Figure content listings:
---+---
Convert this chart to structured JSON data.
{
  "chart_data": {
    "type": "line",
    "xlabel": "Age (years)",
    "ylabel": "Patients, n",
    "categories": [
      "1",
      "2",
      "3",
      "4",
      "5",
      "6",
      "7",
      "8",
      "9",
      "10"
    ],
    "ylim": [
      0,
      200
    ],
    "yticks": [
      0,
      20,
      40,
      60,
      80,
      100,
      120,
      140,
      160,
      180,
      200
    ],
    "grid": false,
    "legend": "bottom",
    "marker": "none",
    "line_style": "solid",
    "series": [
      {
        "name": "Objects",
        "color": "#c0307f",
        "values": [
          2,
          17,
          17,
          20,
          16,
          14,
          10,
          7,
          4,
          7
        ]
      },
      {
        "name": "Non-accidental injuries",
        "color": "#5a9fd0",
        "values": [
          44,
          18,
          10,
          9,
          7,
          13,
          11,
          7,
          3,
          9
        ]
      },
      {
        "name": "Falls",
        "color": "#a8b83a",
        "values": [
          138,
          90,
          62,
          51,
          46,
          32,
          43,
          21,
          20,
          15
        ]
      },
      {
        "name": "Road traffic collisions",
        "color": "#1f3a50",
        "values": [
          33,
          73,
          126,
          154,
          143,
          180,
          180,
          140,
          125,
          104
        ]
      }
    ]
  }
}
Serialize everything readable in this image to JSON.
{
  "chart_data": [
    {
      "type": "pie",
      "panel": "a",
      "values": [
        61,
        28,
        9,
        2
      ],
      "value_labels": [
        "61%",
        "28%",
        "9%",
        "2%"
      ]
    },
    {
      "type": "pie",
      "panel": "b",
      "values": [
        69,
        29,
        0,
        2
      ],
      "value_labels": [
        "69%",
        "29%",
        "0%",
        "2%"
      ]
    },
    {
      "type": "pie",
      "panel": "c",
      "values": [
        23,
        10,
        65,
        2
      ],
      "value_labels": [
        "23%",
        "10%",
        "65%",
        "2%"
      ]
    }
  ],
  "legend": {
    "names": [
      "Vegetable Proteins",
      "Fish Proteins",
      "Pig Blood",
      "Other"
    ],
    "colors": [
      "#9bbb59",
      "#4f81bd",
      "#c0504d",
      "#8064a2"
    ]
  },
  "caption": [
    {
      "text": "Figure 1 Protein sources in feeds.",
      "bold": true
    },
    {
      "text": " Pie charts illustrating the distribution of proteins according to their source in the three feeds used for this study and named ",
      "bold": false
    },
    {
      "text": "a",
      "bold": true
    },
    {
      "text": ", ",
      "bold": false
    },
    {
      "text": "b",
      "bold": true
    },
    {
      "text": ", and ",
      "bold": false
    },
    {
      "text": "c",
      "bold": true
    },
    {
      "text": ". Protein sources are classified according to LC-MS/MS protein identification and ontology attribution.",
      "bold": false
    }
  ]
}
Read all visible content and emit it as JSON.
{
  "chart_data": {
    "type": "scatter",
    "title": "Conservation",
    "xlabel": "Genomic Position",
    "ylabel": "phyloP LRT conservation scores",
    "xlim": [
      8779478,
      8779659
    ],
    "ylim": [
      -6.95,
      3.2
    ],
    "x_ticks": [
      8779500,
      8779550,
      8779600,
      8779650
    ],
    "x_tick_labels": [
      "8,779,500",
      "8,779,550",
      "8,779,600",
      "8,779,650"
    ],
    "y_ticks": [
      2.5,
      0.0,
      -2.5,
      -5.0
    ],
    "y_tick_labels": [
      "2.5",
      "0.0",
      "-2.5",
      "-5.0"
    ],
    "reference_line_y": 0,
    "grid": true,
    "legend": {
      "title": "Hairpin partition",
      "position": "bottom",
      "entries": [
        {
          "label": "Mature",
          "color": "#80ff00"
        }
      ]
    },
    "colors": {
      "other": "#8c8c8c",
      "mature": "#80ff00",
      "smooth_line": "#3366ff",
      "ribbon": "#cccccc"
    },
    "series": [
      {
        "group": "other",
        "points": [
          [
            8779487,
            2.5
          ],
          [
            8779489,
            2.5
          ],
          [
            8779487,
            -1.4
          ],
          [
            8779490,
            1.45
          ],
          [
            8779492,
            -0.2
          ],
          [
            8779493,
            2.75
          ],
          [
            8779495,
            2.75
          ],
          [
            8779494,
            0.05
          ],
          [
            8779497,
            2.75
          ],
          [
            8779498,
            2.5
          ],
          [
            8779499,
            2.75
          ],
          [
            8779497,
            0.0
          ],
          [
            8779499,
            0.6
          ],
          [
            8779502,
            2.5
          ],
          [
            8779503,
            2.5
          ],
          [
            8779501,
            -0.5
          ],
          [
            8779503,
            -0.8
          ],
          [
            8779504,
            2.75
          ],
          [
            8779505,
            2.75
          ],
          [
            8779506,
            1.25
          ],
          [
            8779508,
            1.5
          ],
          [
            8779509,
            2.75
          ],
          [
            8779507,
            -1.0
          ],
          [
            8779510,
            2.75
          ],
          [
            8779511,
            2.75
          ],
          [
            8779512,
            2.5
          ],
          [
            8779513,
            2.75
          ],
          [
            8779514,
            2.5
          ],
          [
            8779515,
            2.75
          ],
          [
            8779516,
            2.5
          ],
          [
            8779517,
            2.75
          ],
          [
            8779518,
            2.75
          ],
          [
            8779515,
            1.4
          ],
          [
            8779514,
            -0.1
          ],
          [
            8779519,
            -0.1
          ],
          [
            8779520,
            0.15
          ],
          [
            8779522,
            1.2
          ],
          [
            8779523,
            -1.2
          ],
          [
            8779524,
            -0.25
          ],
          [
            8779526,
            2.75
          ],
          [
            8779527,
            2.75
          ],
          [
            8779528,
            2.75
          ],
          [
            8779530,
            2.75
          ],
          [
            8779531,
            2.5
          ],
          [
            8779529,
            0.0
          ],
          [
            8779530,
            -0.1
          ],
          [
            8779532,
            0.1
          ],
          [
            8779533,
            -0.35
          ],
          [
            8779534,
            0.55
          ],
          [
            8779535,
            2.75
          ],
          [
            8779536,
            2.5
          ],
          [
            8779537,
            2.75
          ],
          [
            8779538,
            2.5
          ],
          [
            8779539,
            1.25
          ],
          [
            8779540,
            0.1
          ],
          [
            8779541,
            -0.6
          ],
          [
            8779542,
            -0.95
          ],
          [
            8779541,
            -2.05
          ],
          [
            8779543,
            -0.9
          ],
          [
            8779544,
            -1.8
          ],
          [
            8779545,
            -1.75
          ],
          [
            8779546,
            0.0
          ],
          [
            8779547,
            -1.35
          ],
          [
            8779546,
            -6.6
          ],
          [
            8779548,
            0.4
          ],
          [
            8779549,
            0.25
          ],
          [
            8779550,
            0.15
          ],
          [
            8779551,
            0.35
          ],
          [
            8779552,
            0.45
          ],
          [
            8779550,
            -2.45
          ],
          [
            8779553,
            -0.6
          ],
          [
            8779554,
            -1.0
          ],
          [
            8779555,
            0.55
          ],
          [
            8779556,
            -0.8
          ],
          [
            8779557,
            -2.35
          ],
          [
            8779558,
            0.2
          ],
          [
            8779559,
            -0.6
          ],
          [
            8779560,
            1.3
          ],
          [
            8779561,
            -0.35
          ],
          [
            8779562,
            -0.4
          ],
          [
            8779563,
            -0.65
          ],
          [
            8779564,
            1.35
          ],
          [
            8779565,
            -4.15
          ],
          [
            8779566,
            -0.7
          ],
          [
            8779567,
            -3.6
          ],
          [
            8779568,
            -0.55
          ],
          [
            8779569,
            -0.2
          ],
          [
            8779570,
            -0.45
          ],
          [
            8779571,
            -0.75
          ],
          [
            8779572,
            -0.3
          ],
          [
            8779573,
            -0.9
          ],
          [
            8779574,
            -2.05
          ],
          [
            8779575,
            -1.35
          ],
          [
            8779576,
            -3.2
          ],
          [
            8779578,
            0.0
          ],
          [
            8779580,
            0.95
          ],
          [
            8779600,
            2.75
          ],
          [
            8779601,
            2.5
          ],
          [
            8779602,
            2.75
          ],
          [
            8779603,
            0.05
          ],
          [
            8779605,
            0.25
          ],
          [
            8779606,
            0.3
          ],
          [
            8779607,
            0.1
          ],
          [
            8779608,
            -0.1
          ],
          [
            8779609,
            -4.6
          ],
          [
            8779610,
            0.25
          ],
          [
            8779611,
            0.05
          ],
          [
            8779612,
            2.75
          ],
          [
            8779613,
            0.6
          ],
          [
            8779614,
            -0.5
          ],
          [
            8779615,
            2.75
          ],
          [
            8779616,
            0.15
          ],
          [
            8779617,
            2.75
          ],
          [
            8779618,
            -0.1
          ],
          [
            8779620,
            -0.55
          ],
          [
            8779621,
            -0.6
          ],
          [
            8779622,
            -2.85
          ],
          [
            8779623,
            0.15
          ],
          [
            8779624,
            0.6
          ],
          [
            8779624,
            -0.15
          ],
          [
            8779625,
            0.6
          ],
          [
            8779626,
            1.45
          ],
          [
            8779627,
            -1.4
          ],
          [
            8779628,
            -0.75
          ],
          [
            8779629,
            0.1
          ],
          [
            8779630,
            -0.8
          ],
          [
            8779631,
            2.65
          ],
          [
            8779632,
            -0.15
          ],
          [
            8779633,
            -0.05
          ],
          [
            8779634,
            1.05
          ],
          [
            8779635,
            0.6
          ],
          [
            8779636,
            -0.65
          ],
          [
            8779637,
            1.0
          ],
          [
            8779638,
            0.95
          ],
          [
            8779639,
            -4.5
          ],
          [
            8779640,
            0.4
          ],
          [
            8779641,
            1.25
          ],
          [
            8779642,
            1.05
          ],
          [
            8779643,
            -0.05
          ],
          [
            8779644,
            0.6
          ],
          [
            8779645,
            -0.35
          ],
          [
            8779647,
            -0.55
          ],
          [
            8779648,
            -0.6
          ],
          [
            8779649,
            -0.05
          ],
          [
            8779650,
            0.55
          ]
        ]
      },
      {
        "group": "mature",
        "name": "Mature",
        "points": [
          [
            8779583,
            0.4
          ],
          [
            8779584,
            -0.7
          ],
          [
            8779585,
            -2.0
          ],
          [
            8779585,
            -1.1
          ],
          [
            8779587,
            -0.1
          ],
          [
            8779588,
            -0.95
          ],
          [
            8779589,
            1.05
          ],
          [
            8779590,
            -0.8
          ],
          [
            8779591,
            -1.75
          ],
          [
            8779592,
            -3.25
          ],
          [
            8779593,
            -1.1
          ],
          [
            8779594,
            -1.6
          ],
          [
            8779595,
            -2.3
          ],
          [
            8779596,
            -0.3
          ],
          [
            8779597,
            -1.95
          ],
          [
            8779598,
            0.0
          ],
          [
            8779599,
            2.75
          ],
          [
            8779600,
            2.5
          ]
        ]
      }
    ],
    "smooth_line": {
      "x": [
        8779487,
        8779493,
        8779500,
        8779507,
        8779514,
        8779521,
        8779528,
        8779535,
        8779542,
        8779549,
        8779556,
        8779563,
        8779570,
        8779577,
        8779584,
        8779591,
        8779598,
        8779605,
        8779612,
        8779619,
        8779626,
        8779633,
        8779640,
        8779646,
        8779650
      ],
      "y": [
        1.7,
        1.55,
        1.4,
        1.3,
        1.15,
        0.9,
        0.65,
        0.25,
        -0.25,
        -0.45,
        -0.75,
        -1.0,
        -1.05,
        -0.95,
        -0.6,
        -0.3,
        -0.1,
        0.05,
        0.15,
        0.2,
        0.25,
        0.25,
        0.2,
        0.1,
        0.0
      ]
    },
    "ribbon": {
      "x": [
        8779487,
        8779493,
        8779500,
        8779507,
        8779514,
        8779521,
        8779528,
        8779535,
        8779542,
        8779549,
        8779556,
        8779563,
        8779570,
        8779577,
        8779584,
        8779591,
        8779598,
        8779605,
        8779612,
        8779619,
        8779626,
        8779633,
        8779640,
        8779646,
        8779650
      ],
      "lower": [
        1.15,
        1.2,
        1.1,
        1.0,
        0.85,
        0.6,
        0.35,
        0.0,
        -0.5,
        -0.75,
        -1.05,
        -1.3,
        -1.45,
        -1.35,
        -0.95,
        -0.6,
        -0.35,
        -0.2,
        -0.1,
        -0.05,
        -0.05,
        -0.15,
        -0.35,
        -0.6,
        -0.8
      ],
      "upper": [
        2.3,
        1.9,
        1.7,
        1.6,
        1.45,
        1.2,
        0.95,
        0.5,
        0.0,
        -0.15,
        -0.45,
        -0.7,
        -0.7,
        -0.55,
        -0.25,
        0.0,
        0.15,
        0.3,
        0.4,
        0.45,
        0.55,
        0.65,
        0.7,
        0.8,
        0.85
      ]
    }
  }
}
---+---
* _WHAT YOU HAVE TO DO_
Report all lines in the records that include the string "text".

* _SOLUTION TO THIS PROBLEM_
      "text": "Figure 1 Protein sources in feeds.",
      "text": " Pie charts illustrating the distribution of proteins according to their source in the three feeds used for this study and named ",
      "text": "a",
      "text": ", ",
      "text": "b",
      "text": ", and ",
      "text": "c",
      "text": ". Protein sources are classified according to LC-MS/MS protein identification and ontology attribution.",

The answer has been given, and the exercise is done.